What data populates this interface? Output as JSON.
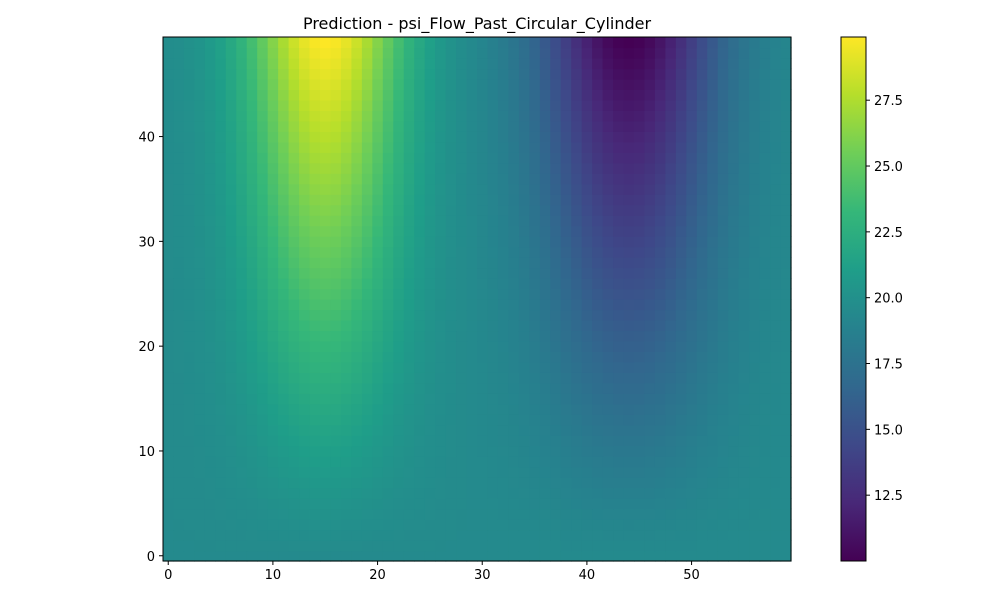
{
  "chart_data": {
    "type": "heatmap",
    "title": "Prediction - psi_Flow_Past_Circular_Cylinder",
    "xlabel": "",
    "ylabel": "",
    "grid": false,
    "colormap": "viridis",
    "x_range": [
      -0.5,
      59.5
    ],
    "y_range": [
      -0.5,
      49.5
    ],
    "x_ticks": [
      0,
      10,
      20,
      30,
      40,
      50
    ],
    "y_ticks": [
      0,
      10,
      20,
      30,
      40
    ],
    "colorbar": {
      "min": 10.0,
      "max": 29.9,
      "ticks": [
        12.5,
        15.0,
        17.5,
        20.0,
        22.5,
        25.0,
        27.5
      ],
      "tick_labels": [
        "12.5",
        "15.0",
        "17.5",
        "20.0",
        "22.5",
        "25.0",
        "27.5"
      ]
    },
    "grid_shape": {
      "columns": 60,
      "rows": 50
    },
    "field_description": "psi field: near 19.5 along the bottom rows, rising to ~29.9 at top around x=15, falling to ~10.0 at top around x=44",
    "field_model": {
      "base": 19.5,
      "peak": {
        "amplitude": 10.4,
        "x_center": 15,
        "x_width": 7.5
      },
      "trough": {
        "amplitude": -9.5,
        "x_center": 44,
        "x_width": 8.5
      },
      "vertical_exponent": 1.15
    }
  },
  "colors": {
    "viridis_stops": [
      "#440154",
      "#482878",
      "#3e4989",
      "#31688e",
      "#26828e",
      "#1f9e89",
      "#35b779",
      "#6ece58",
      "#b5de2b",
      "#fde725"
    ],
    "axis": "#000000",
    "background": "#ffffff"
  }
}
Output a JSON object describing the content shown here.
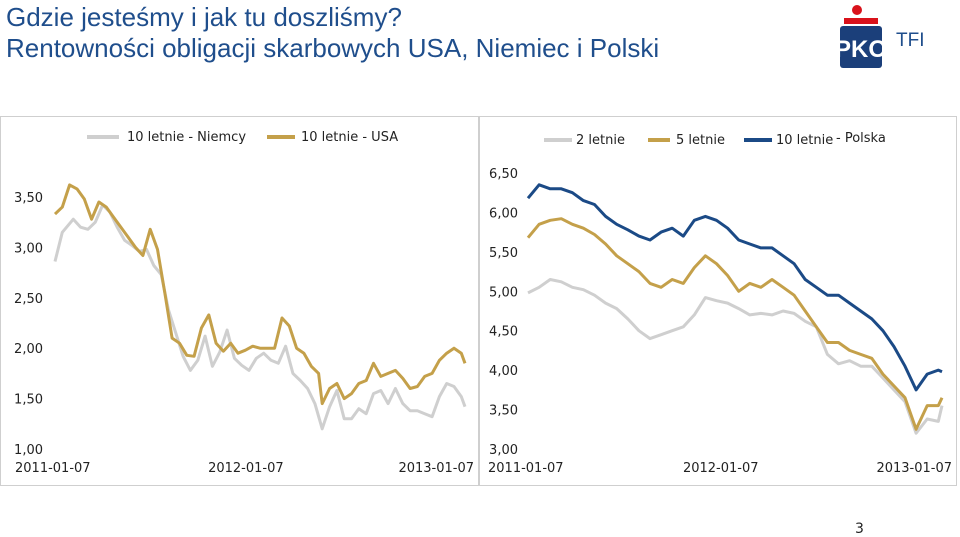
{
  "header": {
    "title_line1": "Gdzie jesteśmy i jak tu doszliśmy?",
    "title_line2": "Rentowności obligacji skarbowych USA, Niemiec i Polski",
    "logo_text": "TFI"
  },
  "footer": {
    "page_number": "3"
  },
  "colors": {
    "title": "#1f4e8c",
    "logo_red": "#d9121b",
    "logo_navy": "#1b3f7a"
  },
  "chart_data": [
    {
      "type": "line",
      "legend_position": "top",
      "xlim": [
        "2011-01-07",
        "2013-03-01"
      ],
      "x_ticks": [
        "2011-01-07",
        "2012-01-07",
        "2013-01-07"
      ],
      "ylim": [
        1.0,
        3.5
      ],
      "y_ticks": [
        "1,00",
        "1,50",
        "2,00",
        "2,50",
        "3,00",
        "3,50"
      ],
      "grid": false,
      "series": [
        {
          "name": "10 letnie - Niemcy",
          "color": "#cfcfcf",
          "points": [
            [
              "2011-01-07",
              2.86
            ],
            [
              "2011-01-21",
              3.15
            ],
            [
              "2011-02-11",
              3.28
            ],
            [
              "2011-02-25",
              3.2
            ],
            [
              "2011-03-11",
              3.18
            ],
            [
              "2011-03-25",
              3.25
            ],
            [
              "2011-04-08",
              3.42
            ],
            [
              "2011-04-22",
              3.35
            ],
            [
              "2011-05-06",
              3.2
            ],
            [
              "2011-05-20",
              3.07
            ],
            [
              "2011-06-03",
              3.02
            ],
            [
              "2011-06-17",
              2.96
            ],
            [
              "2011-07-01",
              2.98
            ],
            [
              "2011-07-15",
              2.82
            ],
            [
              "2011-07-29",
              2.73
            ],
            [
              "2011-08-12",
              2.38
            ],
            [
              "2011-08-26",
              2.15
            ],
            [
              "2011-09-09",
              1.92
            ],
            [
              "2011-09-23",
              1.78
            ],
            [
              "2011-10-07",
              1.88
            ],
            [
              "2011-10-21",
              2.12
            ],
            [
              "2011-11-04",
              1.82
            ],
            [
              "2011-11-18",
              1.96
            ],
            [
              "2011-12-02",
              2.18
            ],
            [
              "2011-12-16",
              1.9
            ],
            [
              "2011-12-30",
              1.83
            ],
            [
              "2012-01-13",
              1.78
            ],
            [
              "2012-01-27",
              1.9
            ],
            [
              "2012-02-10",
              1.95
            ],
            [
              "2012-02-24",
              1.88
            ],
            [
              "2012-03-09",
              1.85
            ],
            [
              "2012-03-23",
              2.02
            ],
            [
              "2012-04-06",
              1.75
            ],
            [
              "2012-04-20",
              1.68
            ],
            [
              "2012-05-04",
              1.6
            ],
            [
              "2012-05-18",
              1.45
            ],
            [
              "2012-06-01",
              1.2
            ],
            [
              "2012-06-15",
              1.42
            ],
            [
              "2012-06-29",
              1.58
            ],
            [
              "2012-07-13",
              1.3
            ],
            [
              "2012-07-27",
              1.3
            ],
            [
              "2012-08-10",
              1.4
            ],
            [
              "2012-08-24",
              1.35
            ],
            [
              "2012-09-07",
              1.55
            ],
            [
              "2012-09-21",
              1.58
            ],
            [
              "2012-10-05",
              1.45
            ],
            [
              "2012-10-19",
              1.6
            ],
            [
              "2012-11-02",
              1.45
            ],
            [
              "2012-11-16",
              1.38
            ],
            [
              "2012-11-30",
              1.38
            ],
            [
              "2012-12-14",
              1.35
            ],
            [
              "2012-12-28",
              1.32
            ],
            [
              "2013-01-11",
              1.52
            ],
            [
              "2013-01-25",
              1.65
            ],
            [
              "2013-02-08",
              1.62
            ],
            [
              "2013-02-22",
              1.52
            ],
            [
              "2013-03-01",
              1.42
            ]
          ]
        },
        {
          "name": "10 letnie - USA",
          "color": "#c4a04a",
          "points": [
            [
              "2011-01-07",
              3.33
            ],
            [
              "2011-01-21",
              3.4
            ],
            [
              "2011-02-04",
              3.62
            ],
            [
              "2011-02-18",
              3.58
            ],
            [
              "2011-03-04",
              3.48
            ],
            [
              "2011-03-18",
              3.28
            ],
            [
              "2011-04-01",
              3.45
            ],
            [
              "2011-04-15",
              3.4
            ],
            [
              "2011-04-29",
              3.3
            ],
            [
              "2011-05-13",
              3.2
            ],
            [
              "2011-05-27",
              3.1
            ],
            [
              "2011-06-10",
              3.0
            ],
            [
              "2011-06-24",
              2.92
            ],
            [
              "2011-07-08",
              3.18
            ],
            [
              "2011-07-22",
              2.98
            ],
            [
              "2011-08-05",
              2.55
            ],
            [
              "2011-08-19",
              2.1
            ],
            [
              "2011-09-02",
              2.05
            ],
            [
              "2011-09-16",
              1.93
            ],
            [
              "2011-09-30",
              1.92
            ],
            [
              "2011-10-14",
              2.2
            ],
            [
              "2011-10-28",
              2.33
            ],
            [
              "2011-11-11",
              2.05
            ],
            [
              "2011-11-25",
              1.97
            ],
            [
              "2011-12-09",
              2.05
            ],
            [
              "2011-12-23",
              1.95
            ],
            [
              "2012-01-06",
              1.98
            ],
            [
              "2012-01-20",
              2.02
            ],
            [
              "2012-02-03",
              2.0
            ],
            [
              "2012-02-17",
              2.0
            ],
            [
              "2012-03-02",
              2.0
            ],
            [
              "2012-03-16",
              2.3
            ],
            [
              "2012-03-30",
              2.22
            ],
            [
              "2012-04-13",
              2.0
            ],
            [
              "2012-04-27",
              1.95
            ],
            [
              "2012-05-11",
              1.82
            ],
            [
              "2012-05-25",
              1.75
            ],
            [
              "2012-06-01",
              1.45
            ],
            [
              "2012-06-15",
              1.6
            ],
            [
              "2012-06-29",
              1.65
            ],
            [
              "2012-07-13",
              1.5
            ],
            [
              "2012-07-27",
              1.55
            ],
            [
              "2012-08-10",
              1.65
            ],
            [
              "2012-08-24",
              1.68
            ],
            [
              "2012-09-07",
              1.85
            ],
            [
              "2012-09-21",
              1.72
            ],
            [
              "2012-10-05",
              1.75
            ],
            [
              "2012-10-19",
              1.78
            ],
            [
              "2012-11-02",
              1.7
            ],
            [
              "2012-11-16",
              1.6
            ],
            [
              "2012-11-30",
              1.62
            ],
            [
              "2012-12-14",
              1.72
            ],
            [
              "2012-12-28",
              1.75
            ],
            [
              "2013-01-11",
              1.88
            ],
            [
              "2013-01-25",
              1.95
            ],
            [
              "2013-02-08",
              2.0
            ],
            [
              "2013-02-22",
              1.95
            ],
            [
              "2013-03-01",
              1.85
            ]
          ]
        }
      ]
    },
    {
      "type": "line",
      "legend_position": "top",
      "legend_suffix": "- Polska",
      "xlim": [
        "2011-01-07",
        "2013-03-01"
      ],
      "x_ticks": [
        "2011-01-07",
        "2012-01-07",
        "2013-01-07"
      ],
      "ylim": [
        3.0,
        6.5
      ],
      "y_ticks": [
        "3,00",
        "3,50",
        "4,00",
        "4,50",
        "5,00",
        "5,50",
        "6,00",
        "6,50"
      ],
      "grid": false,
      "series": [
        {
          "name": "2 letnie",
          "color": "#cfcfcf",
          "points": [
            [
              "2011-01-07",
              4.98
            ],
            [
              "2011-01-28",
              5.05
            ],
            [
              "2011-02-18",
              5.15
            ],
            [
              "2011-03-11",
              5.12
            ],
            [
              "2011-04-01",
              5.05
            ],
            [
              "2011-04-22",
              5.02
            ],
            [
              "2011-05-13",
              4.95
            ],
            [
              "2011-06-03",
              4.85
            ],
            [
              "2011-06-24",
              4.78
            ],
            [
              "2011-07-15",
              4.65
            ],
            [
              "2011-08-05",
              4.5
            ],
            [
              "2011-08-26",
              4.4
            ],
            [
              "2011-09-16",
              4.45
            ],
            [
              "2011-10-07",
              4.5
            ],
            [
              "2011-10-28",
              4.55
            ],
            [
              "2011-11-18",
              4.7
            ],
            [
              "2011-12-09",
              4.92
            ],
            [
              "2011-12-30",
              4.88
            ],
            [
              "2012-01-20",
              4.85
            ],
            [
              "2012-02-10",
              4.78
            ],
            [
              "2012-03-02",
              4.7
            ],
            [
              "2012-03-23",
              4.72
            ],
            [
              "2012-04-13",
              4.7
            ],
            [
              "2012-05-04",
              4.75
            ],
            [
              "2012-05-25",
              4.72
            ],
            [
              "2012-06-15",
              4.62
            ],
            [
              "2012-07-06",
              4.55
            ],
            [
              "2012-07-27",
              4.2
            ],
            [
              "2012-08-17",
              4.08
            ],
            [
              "2012-09-07",
              4.12
            ],
            [
              "2012-09-28",
              4.05
            ],
            [
              "2012-10-19",
              4.05
            ],
            [
              "2012-11-09",
              3.9
            ],
            [
              "2012-11-30",
              3.75
            ],
            [
              "2012-12-21",
              3.6
            ],
            [
              "2013-01-11",
              3.2
            ],
            [
              "2013-02-01",
              3.38
            ],
            [
              "2013-02-22",
              3.35
            ],
            [
              "2013-03-01",
              3.55
            ]
          ]
        },
        {
          "name": "5 letnie",
          "color": "#c4a04a",
          "points": [
            [
              "2011-01-07",
              5.68
            ],
            [
              "2011-01-28",
              5.85
            ],
            [
              "2011-02-18",
              5.9
            ],
            [
              "2011-03-11",
              5.92
            ],
            [
              "2011-04-01",
              5.85
            ],
            [
              "2011-04-22",
              5.8
            ],
            [
              "2011-05-13",
              5.72
            ],
            [
              "2011-06-03",
              5.6
            ],
            [
              "2011-06-24",
              5.45
            ],
            [
              "2011-07-15",
              5.35
            ],
            [
              "2011-08-05",
              5.25
            ],
            [
              "2011-08-26",
              5.1
            ],
            [
              "2011-09-16",
              5.05
            ],
            [
              "2011-10-07",
              5.15
            ],
            [
              "2011-10-28",
              5.1
            ],
            [
              "2011-11-18",
              5.3
            ],
            [
              "2011-12-09",
              5.45
            ],
            [
              "2011-12-30",
              5.35
            ],
            [
              "2012-01-20",
              5.2
            ],
            [
              "2012-02-10",
              5.0
            ],
            [
              "2012-03-02",
              5.1
            ],
            [
              "2012-03-23",
              5.05
            ],
            [
              "2012-04-13",
              5.15
            ],
            [
              "2012-05-04",
              5.05
            ],
            [
              "2012-05-25",
              4.95
            ],
            [
              "2012-06-15",
              4.75
            ],
            [
              "2012-07-06",
              4.55
            ],
            [
              "2012-07-27",
              4.35
            ],
            [
              "2012-08-17",
              4.35
            ],
            [
              "2012-09-07",
              4.25
            ],
            [
              "2012-09-28",
              4.2
            ],
            [
              "2012-10-19",
              4.15
            ],
            [
              "2012-11-09",
              3.95
            ],
            [
              "2012-11-30",
              3.8
            ],
            [
              "2012-12-21",
              3.65
            ],
            [
              "2013-01-11",
              3.25
            ],
            [
              "2013-02-01",
              3.55
            ],
            [
              "2013-02-22",
              3.55
            ],
            [
              "2013-03-01",
              3.65
            ]
          ]
        },
        {
          "name": "10 letnie",
          "color": "#1b4a86",
          "points": [
            [
              "2011-01-07",
              6.18
            ],
            [
              "2011-01-28",
              6.35
            ],
            [
              "2011-02-18",
              6.3
            ],
            [
              "2011-03-11",
              6.3
            ],
            [
              "2011-04-01",
              6.25
            ],
            [
              "2011-04-22",
              6.15
            ],
            [
              "2011-05-13",
              6.1
            ],
            [
              "2011-06-03",
              5.95
            ],
            [
              "2011-06-24",
              5.85
            ],
            [
              "2011-07-15",
              5.78
            ],
            [
              "2011-08-05",
              5.7
            ],
            [
              "2011-08-26",
              5.65
            ],
            [
              "2011-09-16",
              5.75
            ],
            [
              "2011-10-07",
              5.8
            ],
            [
              "2011-10-28",
              5.7
            ],
            [
              "2011-11-18",
              5.9
            ],
            [
              "2011-12-09",
              5.95
            ],
            [
              "2011-12-30",
              5.9
            ],
            [
              "2012-01-20",
              5.8
            ],
            [
              "2012-02-10",
              5.65
            ],
            [
              "2012-03-02",
              5.6
            ],
            [
              "2012-03-23",
              5.55
            ],
            [
              "2012-04-13",
              5.55
            ],
            [
              "2012-05-04",
              5.45
            ],
            [
              "2012-05-25",
              5.35
            ],
            [
              "2012-06-15",
              5.15
            ],
            [
              "2012-07-06",
              5.05
            ],
            [
              "2012-07-27",
              4.95
            ],
            [
              "2012-08-17",
              4.95
            ],
            [
              "2012-09-07",
              4.85
            ],
            [
              "2012-09-28",
              4.75
            ],
            [
              "2012-10-19",
              4.65
            ],
            [
              "2012-11-09",
              4.5
            ],
            [
              "2012-11-30",
              4.3
            ],
            [
              "2012-12-21",
              4.05
            ],
            [
              "2013-01-11",
              3.75
            ],
            [
              "2013-02-01",
              3.95
            ],
            [
              "2013-02-22",
              4.0
            ],
            [
              "2013-03-01",
              3.98
            ]
          ]
        }
      ]
    }
  ]
}
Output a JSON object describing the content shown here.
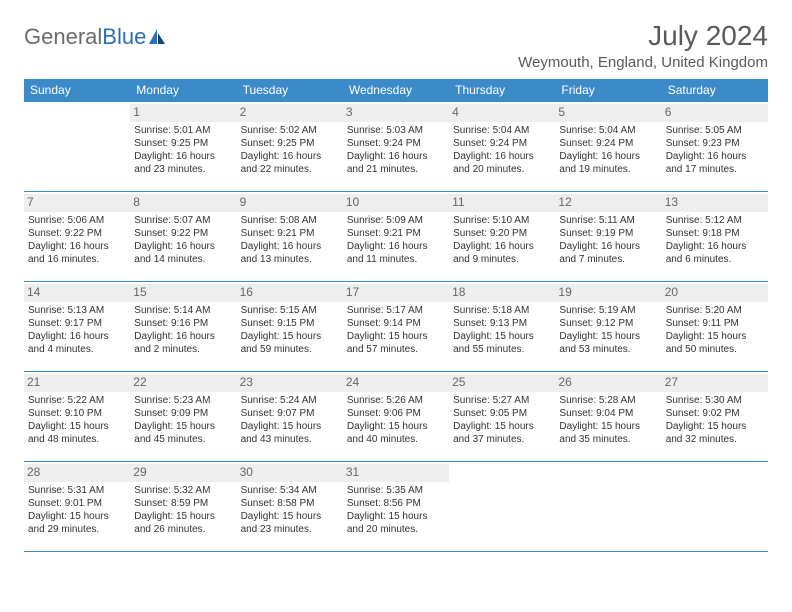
{
  "brand": {
    "name_gray": "General",
    "name_blue": "Blue"
  },
  "title": "July 2024",
  "location": "Weymouth, England, United Kingdom",
  "colors": {
    "header_bg": "#3b8bc9",
    "header_text": "#ffffff",
    "daynum_bg": "#eeeeee",
    "border": "#3b8bc9",
    "text": "#333333",
    "logo_gray": "#6b6b6b",
    "logo_blue": "#2d6fb5"
  },
  "weekdays": [
    "Sunday",
    "Monday",
    "Tuesday",
    "Wednesday",
    "Thursday",
    "Friday",
    "Saturday"
  ],
  "weeks": [
    [
      null,
      {
        "n": "1",
        "sunrise": "Sunrise: 5:01 AM",
        "sunset": "Sunset: 9:25 PM",
        "daylight": "Daylight: 16 hours and 23 minutes."
      },
      {
        "n": "2",
        "sunrise": "Sunrise: 5:02 AM",
        "sunset": "Sunset: 9:25 PM",
        "daylight": "Daylight: 16 hours and 22 minutes."
      },
      {
        "n": "3",
        "sunrise": "Sunrise: 5:03 AM",
        "sunset": "Sunset: 9:24 PM",
        "daylight": "Daylight: 16 hours and 21 minutes."
      },
      {
        "n": "4",
        "sunrise": "Sunrise: 5:04 AM",
        "sunset": "Sunset: 9:24 PM",
        "daylight": "Daylight: 16 hours and 20 minutes."
      },
      {
        "n": "5",
        "sunrise": "Sunrise: 5:04 AM",
        "sunset": "Sunset: 9:24 PM",
        "daylight": "Daylight: 16 hours and 19 minutes."
      },
      {
        "n": "6",
        "sunrise": "Sunrise: 5:05 AM",
        "sunset": "Sunset: 9:23 PM",
        "daylight": "Daylight: 16 hours and 17 minutes."
      }
    ],
    [
      {
        "n": "7",
        "sunrise": "Sunrise: 5:06 AM",
        "sunset": "Sunset: 9:22 PM",
        "daylight": "Daylight: 16 hours and 16 minutes."
      },
      {
        "n": "8",
        "sunrise": "Sunrise: 5:07 AM",
        "sunset": "Sunset: 9:22 PM",
        "daylight": "Daylight: 16 hours and 14 minutes."
      },
      {
        "n": "9",
        "sunrise": "Sunrise: 5:08 AM",
        "sunset": "Sunset: 9:21 PM",
        "daylight": "Daylight: 16 hours and 13 minutes."
      },
      {
        "n": "10",
        "sunrise": "Sunrise: 5:09 AM",
        "sunset": "Sunset: 9:21 PM",
        "daylight": "Daylight: 16 hours and 11 minutes."
      },
      {
        "n": "11",
        "sunrise": "Sunrise: 5:10 AM",
        "sunset": "Sunset: 9:20 PM",
        "daylight": "Daylight: 16 hours and 9 minutes."
      },
      {
        "n": "12",
        "sunrise": "Sunrise: 5:11 AM",
        "sunset": "Sunset: 9:19 PM",
        "daylight": "Daylight: 16 hours and 7 minutes."
      },
      {
        "n": "13",
        "sunrise": "Sunrise: 5:12 AM",
        "sunset": "Sunset: 9:18 PM",
        "daylight": "Daylight: 16 hours and 6 minutes."
      }
    ],
    [
      {
        "n": "14",
        "sunrise": "Sunrise: 5:13 AM",
        "sunset": "Sunset: 9:17 PM",
        "daylight": "Daylight: 16 hours and 4 minutes."
      },
      {
        "n": "15",
        "sunrise": "Sunrise: 5:14 AM",
        "sunset": "Sunset: 9:16 PM",
        "daylight": "Daylight: 16 hours and 2 minutes."
      },
      {
        "n": "16",
        "sunrise": "Sunrise: 5:15 AM",
        "sunset": "Sunset: 9:15 PM",
        "daylight": "Daylight: 15 hours and 59 minutes."
      },
      {
        "n": "17",
        "sunrise": "Sunrise: 5:17 AM",
        "sunset": "Sunset: 9:14 PM",
        "daylight": "Daylight: 15 hours and 57 minutes."
      },
      {
        "n": "18",
        "sunrise": "Sunrise: 5:18 AM",
        "sunset": "Sunset: 9:13 PM",
        "daylight": "Daylight: 15 hours and 55 minutes."
      },
      {
        "n": "19",
        "sunrise": "Sunrise: 5:19 AM",
        "sunset": "Sunset: 9:12 PM",
        "daylight": "Daylight: 15 hours and 53 minutes."
      },
      {
        "n": "20",
        "sunrise": "Sunrise: 5:20 AM",
        "sunset": "Sunset: 9:11 PM",
        "daylight": "Daylight: 15 hours and 50 minutes."
      }
    ],
    [
      {
        "n": "21",
        "sunrise": "Sunrise: 5:22 AM",
        "sunset": "Sunset: 9:10 PM",
        "daylight": "Daylight: 15 hours and 48 minutes."
      },
      {
        "n": "22",
        "sunrise": "Sunrise: 5:23 AM",
        "sunset": "Sunset: 9:09 PM",
        "daylight": "Daylight: 15 hours and 45 minutes."
      },
      {
        "n": "23",
        "sunrise": "Sunrise: 5:24 AM",
        "sunset": "Sunset: 9:07 PM",
        "daylight": "Daylight: 15 hours and 43 minutes."
      },
      {
        "n": "24",
        "sunrise": "Sunrise: 5:26 AM",
        "sunset": "Sunset: 9:06 PM",
        "daylight": "Daylight: 15 hours and 40 minutes."
      },
      {
        "n": "25",
        "sunrise": "Sunrise: 5:27 AM",
        "sunset": "Sunset: 9:05 PM",
        "daylight": "Daylight: 15 hours and 37 minutes."
      },
      {
        "n": "26",
        "sunrise": "Sunrise: 5:28 AM",
        "sunset": "Sunset: 9:04 PM",
        "daylight": "Daylight: 15 hours and 35 minutes."
      },
      {
        "n": "27",
        "sunrise": "Sunrise: 5:30 AM",
        "sunset": "Sunset: 9:02 PM",
        "daylight": "Daylight: 15 hours and 32 minutes."
      }
    ],
    [
      {
        "n": "28",
        "sunrise": "Sunrise: 5:31 AM",
        "sunset": "Sunset: 9:01 PM",
        "daylight": "Daylight: 15 hours and 29 minutes."
      },
      {
        "n": "29",
        "sunrise": "Sunrise: 5:32 AM",
        "sunset": "Sunset: 8:59 PM",
        "daylight": "Daylight: 15 hours and 26 minutes."
      },
      {
        "n": "30",
        "sunrise": "Sunrise: 5:34 AM",
        "sunset": "Sunset: 8:58 PM",
        "daylight": "Daylight: 15 hours and 23 minutes."
      },
      {
        "n": "31",
        "sunrise": "Sunrise: 5:35 AM",
        "sunset": "Sunset: 8:56 PM",
        "daylight": "Daylight: 15 hours and 20 minutes."
      },
      null,
      null,
      null
    ]
  ]
}
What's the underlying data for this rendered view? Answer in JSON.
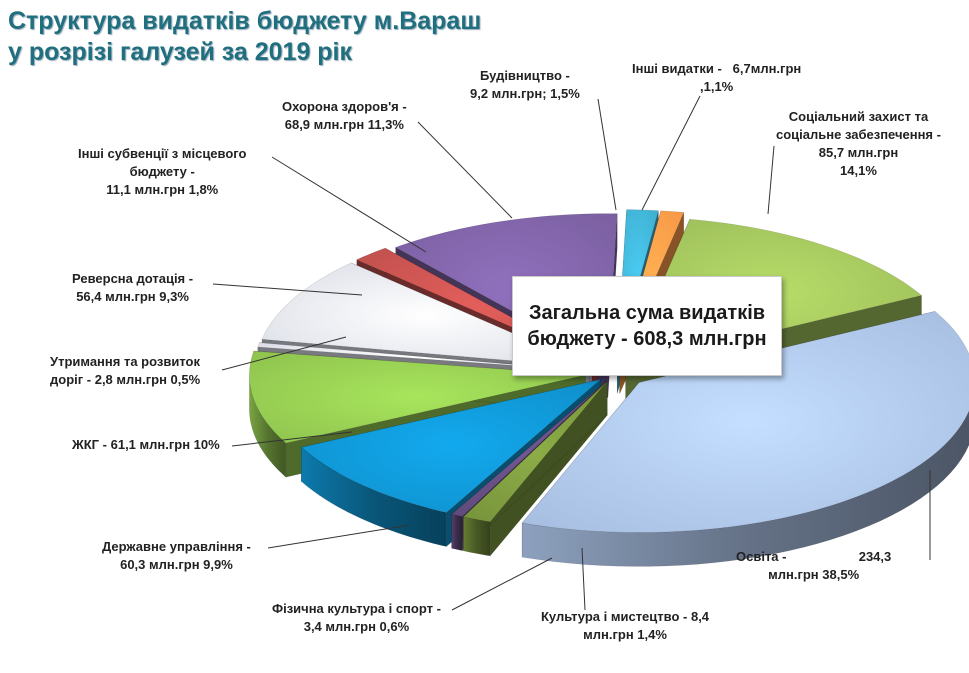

****

Filter for "this". Return all lines that hold it.

What data populates this interface? Output as JSON.
What's the underlying data for this rendered view? Answer in JSON.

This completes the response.